--- RECORDS FOR THIS EXERCISE ---
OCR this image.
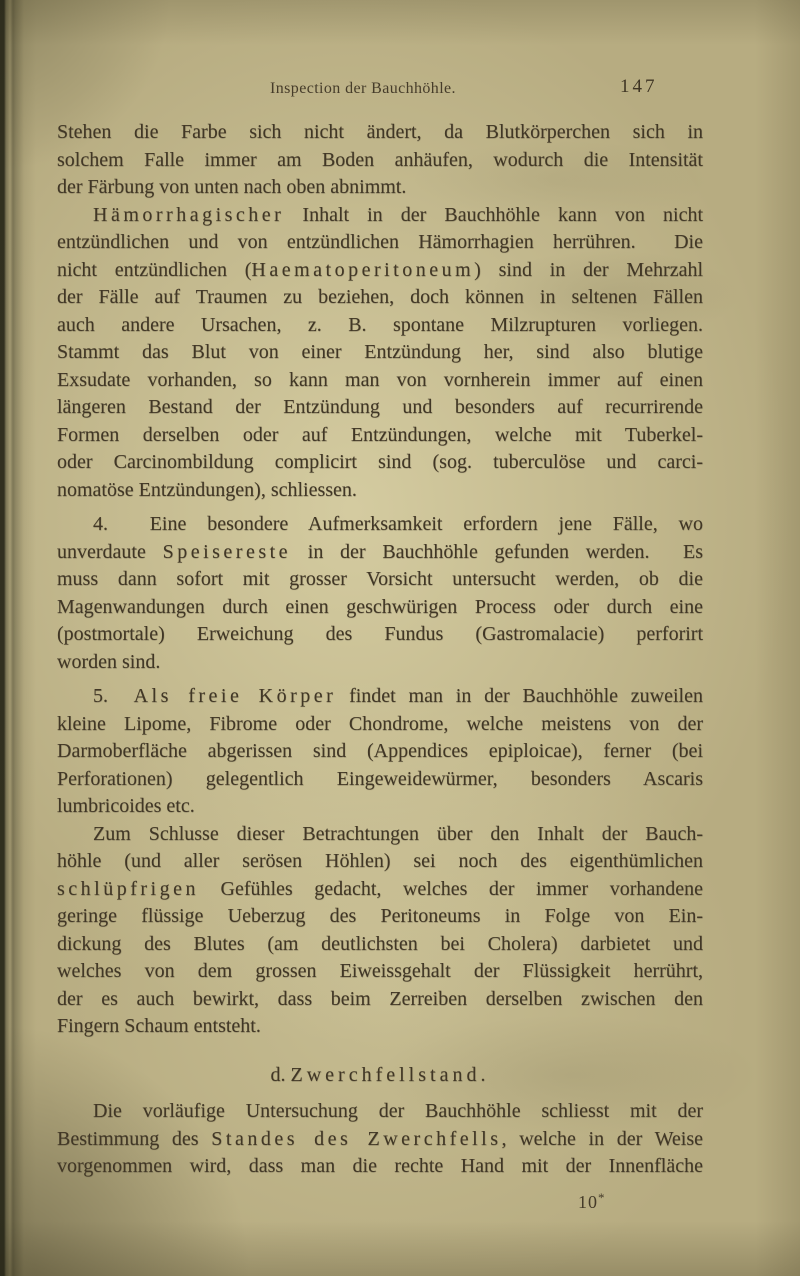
Inspection der Bauchhöhle.	147
Stehen die Farbe sich nicht ändert, da Blutkörperchen sich in
solchem Falle immer am Boden anhäufen, wodurch die Intensität
der Färbung von unten nach oben abnimmt.
Hämorrhagischer Inhalt in der Bauchhöhle kann von nicht
entzündlichen und von entzündlichen Hämorrhagien herrühren.  Die
nicht entzündlichen (Haematoperitoneum) sind in der Mehrzahl
der Fälle auf Traumen zu beziehen, doch können in seltenen Fällen
auch andere Ursachen, z. B. spontane Milzrupturen vorliegen.
Stammt das Blut von einer Entzündung her, sind also blutige
Exsudate vorhanden, so kann man von vornherein immer auf einen
längeren Bestand der Entzündung und besonders auf recurrirende
Formen derselben oder auf Entzündungen, welche mit Tuberkel-
oder Carcinombildung complicirt sind (sog. tuberculöse und carci-
nomatöse Entzündungen), schliessen.
4.  Eine besondere Aufmerksamkeit erfordern jene Fälle, wo
unverdaute Speisereste in der Bauchhöhle gefunden werden.  Es
muss dann sofort mit grosser Vorsicht untersucht werden, ob die
Magenwandungen durch einen geschwürigen Process oder durch eine
(postmortale) Erweichung des Fundus (Gastromalacie) perforirt
worden sind.
5.  Als freie Körper findet man in der Bauchhöhle zuweilen
kleine Lipome, Fibrome oder Chondrome, welche meistens von der
Darmoberfläche abgerissen sind (Appendices epiploicae), ferner (bei
Perforationen) gelegentlich Eingeweidewürmer, besonders Ascaris
lumbricoides etc.
Zum Schlusse dieser Betrachtungen über den Inhalt der Bauch-
höhle (und aller serösen Höhlen) sei noch des eigenthümlichen
schlüpfrigen Gefühles gedacht, welches der immer vorhandene
geringe flüssige Ueberzug des Peritoneums in Folge von Ein-
dickung des Blutes (am deutlichsten bei Cholera) darbietet und
welches von dem grossen Eiweissgehalt der Flüssigkeit herrührt,
der es auch bewirkt, dass beim Zerreiben derselben zwischen den
Fingern Schaum entsteht.
d. Zwerchfellstand.
Die vorläufige Untersuchung der Bauchhöhle schliesst mit der
Bestimmung des Standes des Zwerchfells, welche in der Weise
vorgenommen wird, dass man die rechte Hand mit der Innenfläche
10*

--- WHAT IS EXPECTED ---
Quote every line of the records above exactly; no picture is to be copied.

--- RESULT OF THIS EXERCISE ---
OCR this image.
Inspection der Bauchhöhle.	147
Stehen die Farbe sich nicht ändert, da Blutkörperchen sich in
solchem Falle immer am Boden anhäufen, wodurch die Intensität
der Färbung von unten nach oben abnimmt.
Hämorrhagischer Inhalt in der Bauchhöhle kann von nicht
entzündlichen und von entzündlichen Hämorrhagien herrühren.  Die
nicht entzündlichen (Haematoperitoneum) sind in der Mehrzahl
der Fälle auf Traumen zu beziehen, doch können in seltenen Fällen
auch andere Ursachen, z. B. spontane Milzrupturen vorliegen.
Stammt das Blut von einer Entzündung her, sind also blutige
Exsudate vorhanden, so kann man von vornherein immer auf einen
längeren Bestand der Entzündung und besonders auf recurrirende
Formen derselben oder auf Entzündungen, welche mit Tuberkel-
oder Carcinombildung complicirt sind (sog. tuberculöse und carci-
nomatöse Entzündungen), schliessen.
4.  Eine besondere Aufmerksamkeit erfordern jene Fälle, wo
unverdaute Speisereste in der Bauchhöhle gefunden werden.  Es
muss dann sofort mit grosser Vorsicht untersucht werden, ob die
Magenwandungen durch einen geschwürigen Process oder durch eine
(postmortale) Erweichung des Fundus (Gastromalacie) perforirt
worden sind.
5.  Als freie Körper findet man in der Bauchhöhle zuweilen
kleine Lipome, Fibrome oder Chondrome, welche meistens von der
Darmoberfläche abgerissen sind (Appendices epiploicae), ferner (bei
Perforationen) gelegentlich Eingeweidewürmer, besonders Ascaris
lumbricoides etc.
Zum Schlusse dieser Betrachtungen über den Inhalt der Bauch-
höhle (und aller serösen Höhlen) sei noch des eigenthümlichen
schlüpfrigen Gefühles gedacht, welches der immer vorhandene
geringe flüssige Ueberzug des Peritoneums in Folge von Ein-
dickung des Blutes (am deutlichsten bei Cholera) darbietet und
welches von dem grossen Eiweissgehalt der Flüssigkeit herrührt,
der es auch bewirkt, dass beim Zerreiben derselben zwischen den
Fingern Schaum entsteht.
d. Zwerchfellstand.
Die vorläufige Untersuchung der Bauchhöhle schliesst mit der
Bestimmung des Standes des Zwerchfells, welche in der Weise
vorgenommen wird, dass man die rechte Hand mit der Innenfläche
10*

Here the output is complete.